[Stored data entries]
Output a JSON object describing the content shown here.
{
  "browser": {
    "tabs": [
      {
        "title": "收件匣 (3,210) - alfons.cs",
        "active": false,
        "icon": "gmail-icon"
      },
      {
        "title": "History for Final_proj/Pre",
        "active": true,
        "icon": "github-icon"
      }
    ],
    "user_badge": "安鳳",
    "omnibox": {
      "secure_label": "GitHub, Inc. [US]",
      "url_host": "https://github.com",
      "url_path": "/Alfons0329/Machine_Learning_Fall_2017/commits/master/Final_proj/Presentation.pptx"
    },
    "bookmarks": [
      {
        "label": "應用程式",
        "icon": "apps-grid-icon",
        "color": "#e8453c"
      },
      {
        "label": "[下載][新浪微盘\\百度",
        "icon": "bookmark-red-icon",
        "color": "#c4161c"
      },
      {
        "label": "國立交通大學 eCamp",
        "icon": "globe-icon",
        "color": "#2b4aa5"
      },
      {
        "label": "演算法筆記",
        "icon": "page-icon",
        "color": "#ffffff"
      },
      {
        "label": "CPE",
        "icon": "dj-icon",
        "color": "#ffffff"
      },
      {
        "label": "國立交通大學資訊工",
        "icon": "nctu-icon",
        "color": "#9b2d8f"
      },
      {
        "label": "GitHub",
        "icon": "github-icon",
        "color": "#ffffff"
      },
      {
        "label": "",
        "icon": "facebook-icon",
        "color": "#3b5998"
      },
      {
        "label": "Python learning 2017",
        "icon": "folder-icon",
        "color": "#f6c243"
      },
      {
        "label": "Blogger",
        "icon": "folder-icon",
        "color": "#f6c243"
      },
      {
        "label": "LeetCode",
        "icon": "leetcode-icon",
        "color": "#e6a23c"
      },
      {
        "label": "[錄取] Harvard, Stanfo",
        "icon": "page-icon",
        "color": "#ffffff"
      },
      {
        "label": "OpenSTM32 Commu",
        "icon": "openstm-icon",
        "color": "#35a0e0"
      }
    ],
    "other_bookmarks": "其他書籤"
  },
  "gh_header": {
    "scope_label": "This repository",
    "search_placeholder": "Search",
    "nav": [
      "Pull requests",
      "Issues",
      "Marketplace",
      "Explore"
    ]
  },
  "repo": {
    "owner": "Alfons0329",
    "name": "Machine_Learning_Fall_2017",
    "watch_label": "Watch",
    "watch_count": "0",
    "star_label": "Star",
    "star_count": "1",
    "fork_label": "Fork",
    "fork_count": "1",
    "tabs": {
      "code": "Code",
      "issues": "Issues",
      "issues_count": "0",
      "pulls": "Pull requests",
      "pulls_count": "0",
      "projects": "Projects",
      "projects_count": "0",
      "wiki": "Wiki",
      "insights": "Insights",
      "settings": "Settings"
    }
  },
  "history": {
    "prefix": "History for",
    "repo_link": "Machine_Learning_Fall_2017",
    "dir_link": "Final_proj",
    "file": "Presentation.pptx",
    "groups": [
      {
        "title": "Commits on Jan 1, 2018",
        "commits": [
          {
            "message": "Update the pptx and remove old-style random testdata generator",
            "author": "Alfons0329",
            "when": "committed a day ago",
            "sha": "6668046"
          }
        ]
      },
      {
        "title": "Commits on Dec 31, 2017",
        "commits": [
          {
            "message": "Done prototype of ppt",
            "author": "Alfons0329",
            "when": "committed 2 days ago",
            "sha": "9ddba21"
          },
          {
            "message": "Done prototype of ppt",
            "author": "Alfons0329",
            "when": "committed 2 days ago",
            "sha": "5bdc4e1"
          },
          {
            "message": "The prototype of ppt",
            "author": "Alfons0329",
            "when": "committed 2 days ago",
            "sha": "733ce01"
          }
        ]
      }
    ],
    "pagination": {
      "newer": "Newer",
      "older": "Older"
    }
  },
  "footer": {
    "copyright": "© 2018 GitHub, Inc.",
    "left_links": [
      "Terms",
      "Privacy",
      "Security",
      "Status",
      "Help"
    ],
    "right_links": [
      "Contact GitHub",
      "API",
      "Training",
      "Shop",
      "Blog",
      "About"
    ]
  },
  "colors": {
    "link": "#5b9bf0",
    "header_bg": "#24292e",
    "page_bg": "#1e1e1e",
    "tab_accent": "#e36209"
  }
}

## [Given task]
Write out the listing once more, matching it exactly.

## [Answer to the exercise]
Output a JSON object describing the content shown here.
{
  "browser": {
    "tabs": [
      {
        "title": "收件匣 (3,210) - alfons.cs",
        "active": false,
        "icon": "gmail-icon"
      },
      {
        "title": "History for Final_proj/Pre",
        "active": true,
        "icon": "github-icon"
      }
    ],
    "user_badge": "安鳳",
    "omnibox": {
      "secure_label": "GitHub, Inc. [US]",
      "url_host": "https://github.com",
      "url_path": "/Alfons0329/Machine_Learning_Fall_2017/commits/master/Final_proj/Presentation.pptx"
    },
    "bookmarks": [
      {
        "label": "應用程式",
        "icon": "apps-grid-icon",
        "color": "#e8453c"
      },
      {
        "label": "[下載][新浪微盘\\百度",
        "icon": "bookmark-red-icon",
        "color": "#c4161c"
      },
      {
        "label": "國立交通大學 eCamp",
        "icon": "globe-icon",
        "color": "#2b4aa5"
      },
      {
        "label": "演算法筆記",
        "icon": "page-icon",
        "color": "#ffffff"
      },
      {
        "label": "CPE",
        "icon": "dj-icon",
        "color": "#ffffff"
      },
      {
        "label": "國立交通大學資訊工",
        "icon": "nctu-icon",
        "color": "#9b2d8f"
      },
      {
        "label": "GitHub",
        "icon": "github-icon",
        "color": "#ffffff"
      },
      {
        "label": "",
        "icon": "facebook-icon",
        "color": "#3b5998"
      },
      {
        "label": "Python learning 2017",
        "icon": "folder-icon",
        "color": "#f6c243"
      },
      {
        "label": "Blogger",
        "icon": "folder-icon",
        "color": "#f6c243"
      },
      {
        "label": "LeetCode",
        "icon": "leetcode-icon",
        "color": "#e6a23c"
      },
      {
        "label": "[錄取] Harvard, Stanfo",
        "icon": "page-icon",
        "color": "#ffffff"
      },
      {
        "label": "OpenSTM32 Commu",
        "icon": "openstm-icon",
        "color": "#35a0e0"
      }
    ],
    "other_bookmarks": "其他書籤"
  },
  "gh_header": {
    "scope_label": "This repository",
    "search_placeholder": "Search",
    "nav": [
      "Pull requests",
      "Issues",
      "Marketplace",
      "Explore"
    ]
  },
  "repo": {
    "owner": "Alfons0329",
    "name": "Machine_Learning_Fall_2017",
    "watch_label": "Watch",
    "watch_count": "0",
    "star_label": "Star",
    "star_count": "1",
    "fork_label": "Fork",
    "fork_count": "1",
    "tabs": {
      "code": "Code",
      "issues": "Issues",
      "issues_count": "0",
      "pulls": "Pull requests",
      "pulls_count": "0",
      "projects": "Projects",
      "projects_count": "0",
      "wiki": "Wiki",
      "insights": "Insights",
      "settings": "Settings"
    }
  },
  "history": {
    "prefix": "History for",
    "repo_link": "Machine_Learning_Fall_2017",
    "dir_link": "Final_proj",
    "file": "Presentation.pptx",
    "groups": [
      {
        "title": "Commits on Jan 1, 2018",
        "commits": [
          {
            "message": "Update the pptx and remove old-style random testdata generator",
            "author": "Alfons0329",
            "when": "committed a day ago",
            "sha": "6668046"
          }
        ]
      },
      {
        "title": "Commits on Dec 31, 2017",
        "commits": [
          {
            "message": "Done prototype of ppt",
            "author": "Alfons0329",
            "when": "committed 2 days ago",
            "sha": "9ddba21"
          },
          {
            "message": "Done prototype of ppt",
            "author": "Alfons0329",
            "when": "committed 2 days ago",
            "sha": "5bdc4e1"
          },
          {
            "message": "The prototype of ppt",
            "author": "Alfons0329",
            "when": "committed 2 days ago",
            "sha": "733ce01"
          }
        ]
      }
    ],
    "pagination": {
      "newer": "Newer",
      "older": "Older"
    }
  },
  "footer": {
    "copyright": "© 2018 GitHub, Inc.",
    "left_links": [
      "Terms",
      "Privacy",
      "Security",
      "Status",
      "Help"
    ],
    "right_links": [
      "Contact GitHub",
      "API",
      "Training",
      "Shop",
      "Blog",
      "About"
    ]
  },
  "colors": {
    "link": "#5b9bf0",
    "header_bg": "#24292e",
    "page_bg": "#1e1e1e",
    "tab_accent": "#e36209"
  }
}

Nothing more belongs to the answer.